:: PROBLEM STATEMENT ::
Write the records below out again exactly as given, with no images.

[Recorded data]
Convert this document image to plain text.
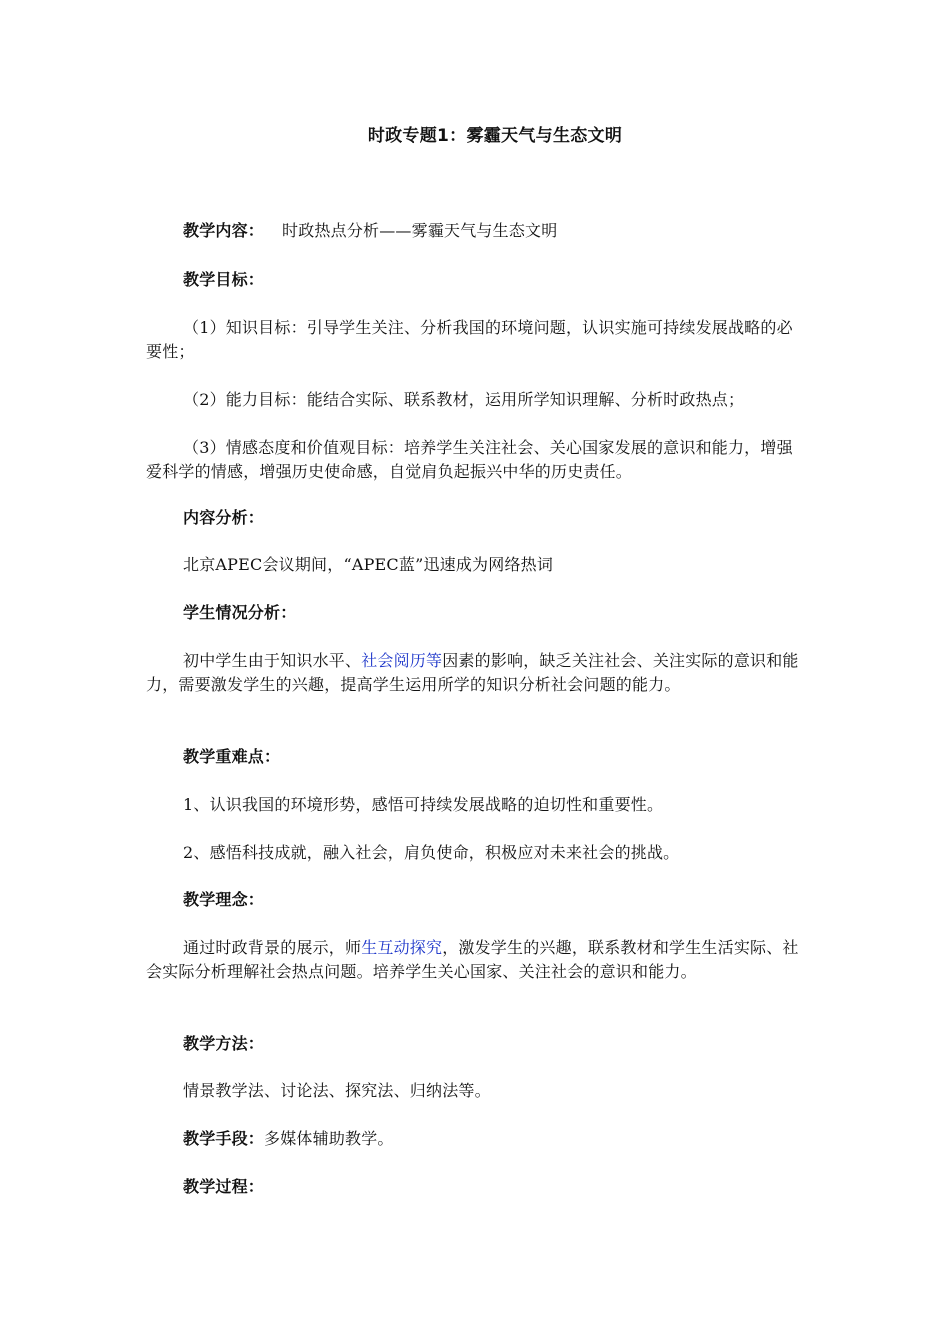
时政专题1：雾霾天气与生态文明
教学内容： 时政热点分析——雾霾天气与生态文明
教学目标：
（1）知识目标：引导学生关注、分析我国的环境问题，认识实施可持续发展战略的必要性；
（2）能力目标：能结合实际、联系教材，运用所学知识理解、分析时政热点；
（3）情感态度和价值观目标：培养学生关注社会、关心国家发展的意识和能力，增强爱科学的情感，增强历史使命感，自觉肩负起振兴中华的历史责任。
内容分析：
北京APEC会议期间，“APEC蓝”迅速成为网络热词
学生情况分析：
初中学生由于知识水平、社会阅历等因素的影响，缺乏关注社会、关注实际的意识和能力，需要激发学生的兴趣，提高学生运用所学的知识分析社会问题的能力。
教学重难点：
1、认识我国的环境形势，感悟可持续发展战略的迫切性和重要性。
2、感悟科技成就，融入社会，肩负使命，积极应对未来社会的挑战。
教学理念：
通过时政背景的展示，师生互动探究，激发学生的兴趣，联系教材和学生生活实际、社会实际分析理解社会热点问题。培养学生关心国家、关注社会的意识和能力。
教学方法：
情景教学法、讨论法、探究法、归纳法等。
教学手段：多媒体辅助教学。
教学过程：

:: ANSWER TO THE PROBLEM ::
Convert this document image to plain text.
时政专题1：雾霾天气与生态文明
教学内容： 时政热点分析——雾霾天气与生态文明
教学目标：
（1）知识目标：引导学生关注、分析我国的环境问题，认识实施可持续发展战略的必要性；
（2）能力目标：能结合实际、联系教材，运用所学知识理解、分析时政热点；
（3）情感态度和价值观目标：培养学生关注社会、关心国家发展的意识和能力，增强爱科学的情感，增强历史使命感，自觉肩负起振兴中华的历史责任。
内容分析：
北京APEC会议期间，“APEC蓝”迅速成为网络热词
学生情况分析：
初中学生由于知识水平、社会阅历等因素的影响，缺乏关注社会、关注实际的意识和能力，需要激发学生的兴趣，提高学生运用所学的知识分析社会问题的能力。
教学重难点：
1、认识我国的环境形势，感悟可持续发展战略的迫切性和重要性。
2、感悟科技成就，融入社会，肩负使命，积极应对未来社会的挑战。
教学理念：
通过时政背景的展示，师生互动探究，激发学生的兴趣，联系教材和学生生活实际、社会实际分析理解社会热点问题。培养学生关心国家、关注社会的意识和能力。
教学方法：
情景教学法、讨论法、探究法、归纳法等。
教学手段：多媒体辅助教学。
教学过程：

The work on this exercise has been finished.